WHAT NEEDS TO BE DONE:
Set down every record once more, exactly as given.

Stored data:
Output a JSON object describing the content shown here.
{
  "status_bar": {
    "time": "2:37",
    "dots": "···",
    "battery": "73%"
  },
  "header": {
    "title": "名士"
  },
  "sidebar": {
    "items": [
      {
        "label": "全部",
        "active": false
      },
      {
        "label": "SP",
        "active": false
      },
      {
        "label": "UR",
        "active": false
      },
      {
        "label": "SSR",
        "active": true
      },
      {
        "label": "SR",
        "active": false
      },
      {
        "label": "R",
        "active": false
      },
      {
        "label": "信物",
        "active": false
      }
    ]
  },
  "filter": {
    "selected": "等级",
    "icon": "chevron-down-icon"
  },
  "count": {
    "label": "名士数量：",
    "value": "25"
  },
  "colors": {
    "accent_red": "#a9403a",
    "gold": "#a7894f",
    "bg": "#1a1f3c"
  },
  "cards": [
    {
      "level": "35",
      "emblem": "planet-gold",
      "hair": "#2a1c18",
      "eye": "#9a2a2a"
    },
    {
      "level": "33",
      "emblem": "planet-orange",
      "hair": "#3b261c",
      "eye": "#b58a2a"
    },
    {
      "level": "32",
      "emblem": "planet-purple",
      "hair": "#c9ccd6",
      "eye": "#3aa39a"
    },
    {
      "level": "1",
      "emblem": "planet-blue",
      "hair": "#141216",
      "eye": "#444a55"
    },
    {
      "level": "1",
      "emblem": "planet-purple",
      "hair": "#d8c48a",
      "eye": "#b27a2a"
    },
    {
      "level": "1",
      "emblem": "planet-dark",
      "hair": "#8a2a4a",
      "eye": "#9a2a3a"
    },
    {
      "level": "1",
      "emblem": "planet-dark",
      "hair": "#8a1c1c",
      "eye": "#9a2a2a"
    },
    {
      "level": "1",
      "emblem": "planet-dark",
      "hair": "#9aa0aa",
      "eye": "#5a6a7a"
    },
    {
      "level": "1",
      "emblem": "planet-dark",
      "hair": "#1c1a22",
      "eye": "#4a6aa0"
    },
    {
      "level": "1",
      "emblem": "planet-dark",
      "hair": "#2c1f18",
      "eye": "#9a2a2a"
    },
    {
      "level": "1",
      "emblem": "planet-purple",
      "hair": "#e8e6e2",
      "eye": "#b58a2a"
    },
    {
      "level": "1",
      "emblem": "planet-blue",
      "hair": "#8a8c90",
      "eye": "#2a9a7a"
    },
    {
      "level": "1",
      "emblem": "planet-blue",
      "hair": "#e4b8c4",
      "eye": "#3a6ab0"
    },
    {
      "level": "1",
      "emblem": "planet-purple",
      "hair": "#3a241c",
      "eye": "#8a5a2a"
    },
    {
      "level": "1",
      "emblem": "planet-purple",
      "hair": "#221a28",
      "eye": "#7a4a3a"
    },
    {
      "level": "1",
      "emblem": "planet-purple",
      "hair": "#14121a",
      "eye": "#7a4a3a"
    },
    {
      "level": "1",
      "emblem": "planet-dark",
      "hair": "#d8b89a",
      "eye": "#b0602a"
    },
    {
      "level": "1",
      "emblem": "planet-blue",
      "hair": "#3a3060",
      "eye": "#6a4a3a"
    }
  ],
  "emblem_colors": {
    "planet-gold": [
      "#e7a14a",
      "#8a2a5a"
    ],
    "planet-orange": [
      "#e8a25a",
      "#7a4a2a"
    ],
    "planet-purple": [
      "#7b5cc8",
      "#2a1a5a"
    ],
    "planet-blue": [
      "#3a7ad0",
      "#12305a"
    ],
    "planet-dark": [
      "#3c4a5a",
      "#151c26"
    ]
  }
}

TASK ANSWER:
Output a JSON object describing the content shown here.
{
  "status_bar": {
    "time": "2:37",
    "dots": "···",
    "battery": "73%"
  },
  "header": {
    "title": "名士"
  },
  "sidebar": {
    "items": [
      {
        "label": "全部",
        "active": false
      },
      {
        "label": "SP",
        "active": false
      },
      {
        "label": "UR",
        "active": false
      },
      {
        "label": "SSR",
        "active": true
      },
      {
        "label": "SR",
        "active": false
      },
      {
        "label": "R",
        "active": false
      },
      {
        "label": "信物",
        "active": false
      }
    ]
  },
  "filter": {
    "selected": "等级",
    "icon": "chevron-down-icon"
  },
  "count": {
    "label": "名士数量：",
    "value": "25"
  },
  "colors": {
    "accent_red": "#a9403a",
    "gold": "#a7894f",
    "bg": "#1a1f3c"
  },
  "cards": [
    {
      "level": "35",
      "emblem": "planet-gold",
      "hair": "#2a1c18",
      "eye": "#9a2a2a"
    },
    {
      "level": "33",
      "emblem": "planet-orange",
      "hair": "#3b261c",
      "eye": "#b58a2a"
    },
    {
      "level": "32",
      "emblem": "planet-purple",
      "hair": "#c9ccd6",
      "eye": "#3aa39a"
    },
    {
      "level": "1",
      "emblem": "planet-blue",
      "hair": "#141216",
      "eye": "#444a55"
    },
    {
      "level": "1",
      "emblem": "planet-purple",
      "hair": "#d8c48a",
      "eye": "#b27a2a"
    },
    {
      "level": "1",
      "emblem": "planet-dark",
      "hair": "#8a2a4a",
      "eye": "#9a2a3a"
    },
    {
      "level": "1",
      "emblem": "planet-dark",
      "hair": "#8a1c1c",
      "eye": "#9a2a2a"
    },
    {
      "level": "1",
      "emblem": "planet-dark",
      "hair": "#9aa0aa",
      "eye": "#5a6a7a"
    },
    {
      "level": "1",
      "emblem": "planet-dark",
      "hair": "#1c1a22",
      "eye": "#4a6aa0"
    },
    {
      "level": "1",
      "emblem": "planet-dark",
      "hair": "#2c1f18",
      "eye": "#9a2a2a"
    },
    {
      "level": "1",
      "emblem": "planet-purple",
      "hair": "#e8e6e2",
      "eye": "#b58a2a"
    },
    {
      "level": "1",
      "emblem": "planet-blue",
      "hair": "#8a8c90",
      "eye": "#2a9a7a"
    },
    {
      "level": "1",
      "emblem": "planet-blue",
      "hair": "#e4b8c4",
      "eye": "#3a6ab0"
    },
    {
      "level": "1",
      "emblem": "planet-purple",
      "hair": "#3a241c",
      "eye": "#8a5a2a"
    },
    {
      "level": "1",
      "emblem": "planet-purple",
      "hair": "#221a28",
      "eye": "#7a4a3a"
    },
    {
      "level": "1",
      "emblem": "planet-purple",
      "hair": "#14121a",
      "eye": "#7a4a3a"
    },
    {
      "level": "1",
      "emblem": "planet-dark",
      "hair": "#d8b89a",
      "eye": "#b0602a"
    },
    {
      "level": "1",
      "emblem": "planet-blue",
      "hair": "#3a3060",
      "eye": "#6a4a3a"
    }
  ],
  "emblem_colors": {
    "planet-gold": [
      "#e7a14a",
      "#8a2a5a"
    ],
    "planet-orange": [
      "#e8a25a",
      "#7a4a2a"
    ],
    "planet-purple": [
      "#7b5cc8",
      "#2a1a5a"
    ],
    "planet-blue": [
      "#3a7ad0",
      "#12305a"
    ],
    "planet-dark": [
      "#3c4a5a",
      "#151c26"
    ]
  }
}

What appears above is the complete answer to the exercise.